- GIVEN INSTRUCTION:
Locate each line below that includes "Temp" and reproduce it.

****************************************

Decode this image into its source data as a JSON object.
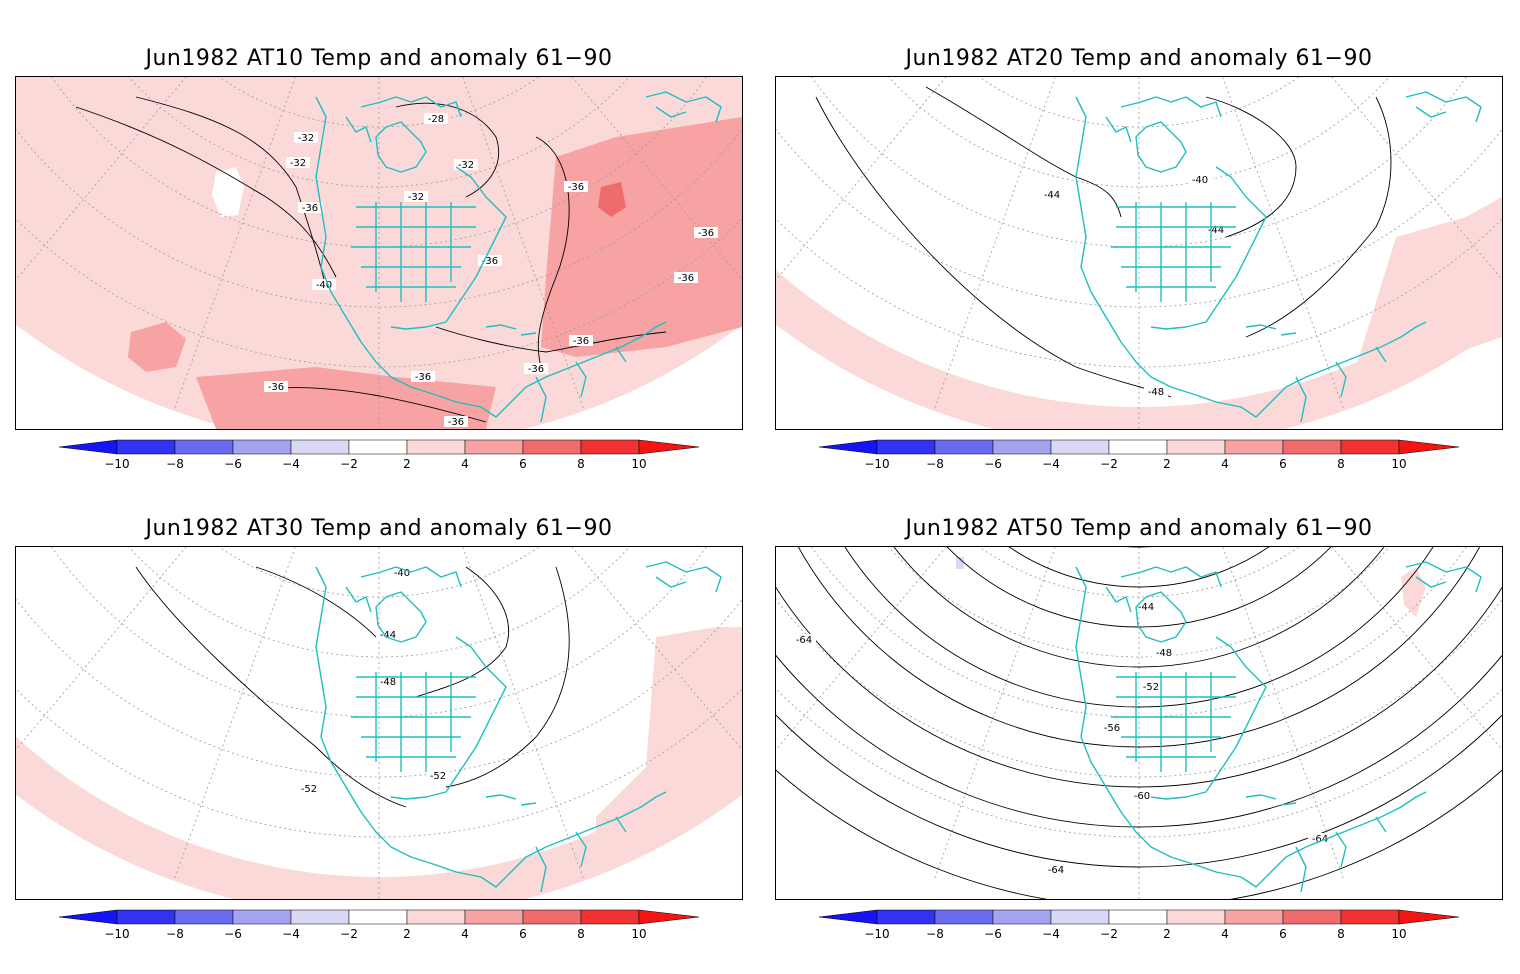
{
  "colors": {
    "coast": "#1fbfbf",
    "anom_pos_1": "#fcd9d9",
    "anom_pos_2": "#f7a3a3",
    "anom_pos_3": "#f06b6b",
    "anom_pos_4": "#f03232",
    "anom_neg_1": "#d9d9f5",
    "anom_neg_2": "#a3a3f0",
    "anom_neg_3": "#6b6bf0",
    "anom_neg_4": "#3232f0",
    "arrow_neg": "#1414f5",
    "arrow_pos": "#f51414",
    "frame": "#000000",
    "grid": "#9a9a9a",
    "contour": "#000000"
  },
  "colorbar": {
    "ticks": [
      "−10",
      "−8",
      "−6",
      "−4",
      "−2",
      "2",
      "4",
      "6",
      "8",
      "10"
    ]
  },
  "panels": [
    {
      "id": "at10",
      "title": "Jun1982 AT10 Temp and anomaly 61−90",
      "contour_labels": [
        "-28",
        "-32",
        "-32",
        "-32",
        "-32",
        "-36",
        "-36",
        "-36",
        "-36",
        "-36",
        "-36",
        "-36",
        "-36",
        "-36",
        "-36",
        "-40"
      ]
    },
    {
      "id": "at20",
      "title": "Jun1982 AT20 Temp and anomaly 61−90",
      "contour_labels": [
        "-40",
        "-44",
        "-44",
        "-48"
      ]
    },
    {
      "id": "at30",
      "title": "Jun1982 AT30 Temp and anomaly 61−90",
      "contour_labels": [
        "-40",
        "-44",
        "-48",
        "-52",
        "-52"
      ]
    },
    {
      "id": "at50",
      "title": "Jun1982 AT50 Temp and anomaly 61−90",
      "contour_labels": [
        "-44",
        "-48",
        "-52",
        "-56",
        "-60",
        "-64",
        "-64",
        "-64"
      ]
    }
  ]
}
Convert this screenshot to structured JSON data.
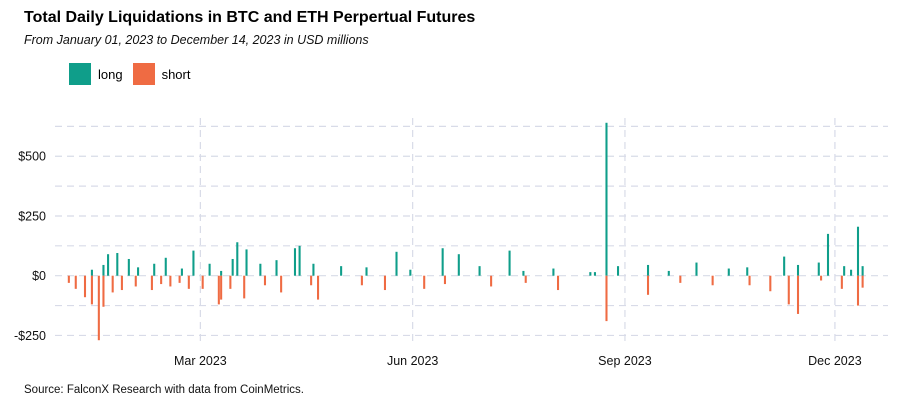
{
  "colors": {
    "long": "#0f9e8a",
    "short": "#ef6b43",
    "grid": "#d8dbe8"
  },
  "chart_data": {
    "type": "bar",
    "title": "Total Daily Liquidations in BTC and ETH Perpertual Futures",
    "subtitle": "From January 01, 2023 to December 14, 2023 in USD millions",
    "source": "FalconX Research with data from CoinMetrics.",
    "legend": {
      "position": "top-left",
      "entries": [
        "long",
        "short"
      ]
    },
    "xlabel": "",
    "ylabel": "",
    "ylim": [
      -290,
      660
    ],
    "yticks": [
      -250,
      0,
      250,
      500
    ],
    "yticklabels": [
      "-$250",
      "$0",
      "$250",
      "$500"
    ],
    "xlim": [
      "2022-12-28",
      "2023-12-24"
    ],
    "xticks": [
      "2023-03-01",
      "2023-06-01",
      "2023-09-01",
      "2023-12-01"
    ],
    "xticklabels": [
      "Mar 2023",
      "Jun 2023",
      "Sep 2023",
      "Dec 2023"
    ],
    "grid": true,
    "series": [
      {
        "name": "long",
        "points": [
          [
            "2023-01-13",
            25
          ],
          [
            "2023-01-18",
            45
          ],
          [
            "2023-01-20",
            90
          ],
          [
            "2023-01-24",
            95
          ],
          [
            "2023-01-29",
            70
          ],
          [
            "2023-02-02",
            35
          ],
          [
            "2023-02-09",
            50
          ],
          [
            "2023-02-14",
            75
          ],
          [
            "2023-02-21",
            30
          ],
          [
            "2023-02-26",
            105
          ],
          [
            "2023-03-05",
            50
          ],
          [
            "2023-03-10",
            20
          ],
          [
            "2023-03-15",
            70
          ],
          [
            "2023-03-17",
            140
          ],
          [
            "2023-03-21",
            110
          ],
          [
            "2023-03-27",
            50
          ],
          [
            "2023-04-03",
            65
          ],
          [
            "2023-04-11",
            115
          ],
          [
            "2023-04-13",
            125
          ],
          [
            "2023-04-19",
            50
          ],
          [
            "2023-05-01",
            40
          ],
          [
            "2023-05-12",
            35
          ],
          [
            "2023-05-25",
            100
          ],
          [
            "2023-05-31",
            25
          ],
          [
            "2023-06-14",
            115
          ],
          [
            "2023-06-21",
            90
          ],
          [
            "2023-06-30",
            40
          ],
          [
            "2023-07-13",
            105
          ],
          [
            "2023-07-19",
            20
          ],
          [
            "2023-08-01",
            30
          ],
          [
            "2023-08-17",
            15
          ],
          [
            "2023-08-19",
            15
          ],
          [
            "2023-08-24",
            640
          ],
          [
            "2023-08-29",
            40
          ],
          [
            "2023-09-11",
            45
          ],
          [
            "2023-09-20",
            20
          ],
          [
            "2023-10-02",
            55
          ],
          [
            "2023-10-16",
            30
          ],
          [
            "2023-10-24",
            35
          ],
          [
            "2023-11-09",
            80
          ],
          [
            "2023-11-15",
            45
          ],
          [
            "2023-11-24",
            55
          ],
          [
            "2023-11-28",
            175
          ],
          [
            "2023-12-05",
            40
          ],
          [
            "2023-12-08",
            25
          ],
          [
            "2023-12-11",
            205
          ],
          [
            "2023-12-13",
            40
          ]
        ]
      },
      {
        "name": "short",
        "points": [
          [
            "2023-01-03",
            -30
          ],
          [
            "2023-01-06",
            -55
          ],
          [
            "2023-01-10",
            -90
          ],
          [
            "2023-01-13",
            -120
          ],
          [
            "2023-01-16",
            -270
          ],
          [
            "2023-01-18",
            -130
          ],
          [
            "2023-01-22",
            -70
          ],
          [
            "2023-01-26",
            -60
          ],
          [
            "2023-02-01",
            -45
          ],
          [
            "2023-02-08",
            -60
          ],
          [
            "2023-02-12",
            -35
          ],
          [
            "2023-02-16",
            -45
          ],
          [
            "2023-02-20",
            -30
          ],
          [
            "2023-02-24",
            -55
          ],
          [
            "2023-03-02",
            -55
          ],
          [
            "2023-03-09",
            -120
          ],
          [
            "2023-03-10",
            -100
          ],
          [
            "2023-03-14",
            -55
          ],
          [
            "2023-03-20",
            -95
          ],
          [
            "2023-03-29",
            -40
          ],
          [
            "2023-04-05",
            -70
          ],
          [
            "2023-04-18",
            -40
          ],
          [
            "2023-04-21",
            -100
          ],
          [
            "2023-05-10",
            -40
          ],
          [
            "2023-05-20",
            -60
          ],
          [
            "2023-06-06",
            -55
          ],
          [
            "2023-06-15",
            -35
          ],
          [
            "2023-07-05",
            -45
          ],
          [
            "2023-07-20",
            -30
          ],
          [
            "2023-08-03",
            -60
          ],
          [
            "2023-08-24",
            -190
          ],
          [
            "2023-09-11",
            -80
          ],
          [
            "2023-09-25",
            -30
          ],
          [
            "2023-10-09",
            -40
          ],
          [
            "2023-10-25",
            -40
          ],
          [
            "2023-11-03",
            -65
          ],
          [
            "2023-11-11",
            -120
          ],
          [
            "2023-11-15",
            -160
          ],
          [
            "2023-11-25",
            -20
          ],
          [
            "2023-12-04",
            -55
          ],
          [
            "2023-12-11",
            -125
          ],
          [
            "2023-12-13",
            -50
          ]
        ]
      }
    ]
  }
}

****************************************

- EXERCISE RESPONSE:
      "title": "Jun1982 AT10 Temp and anomaly 61−90",
      "title": "Jun1982 AT20 Temp and anomaly 61−90",
      "title": "Jun1982 AT30 Temp and anomaly 61−90",
      "title": "Jun1982 AT50 Temp and anomaly 61−90",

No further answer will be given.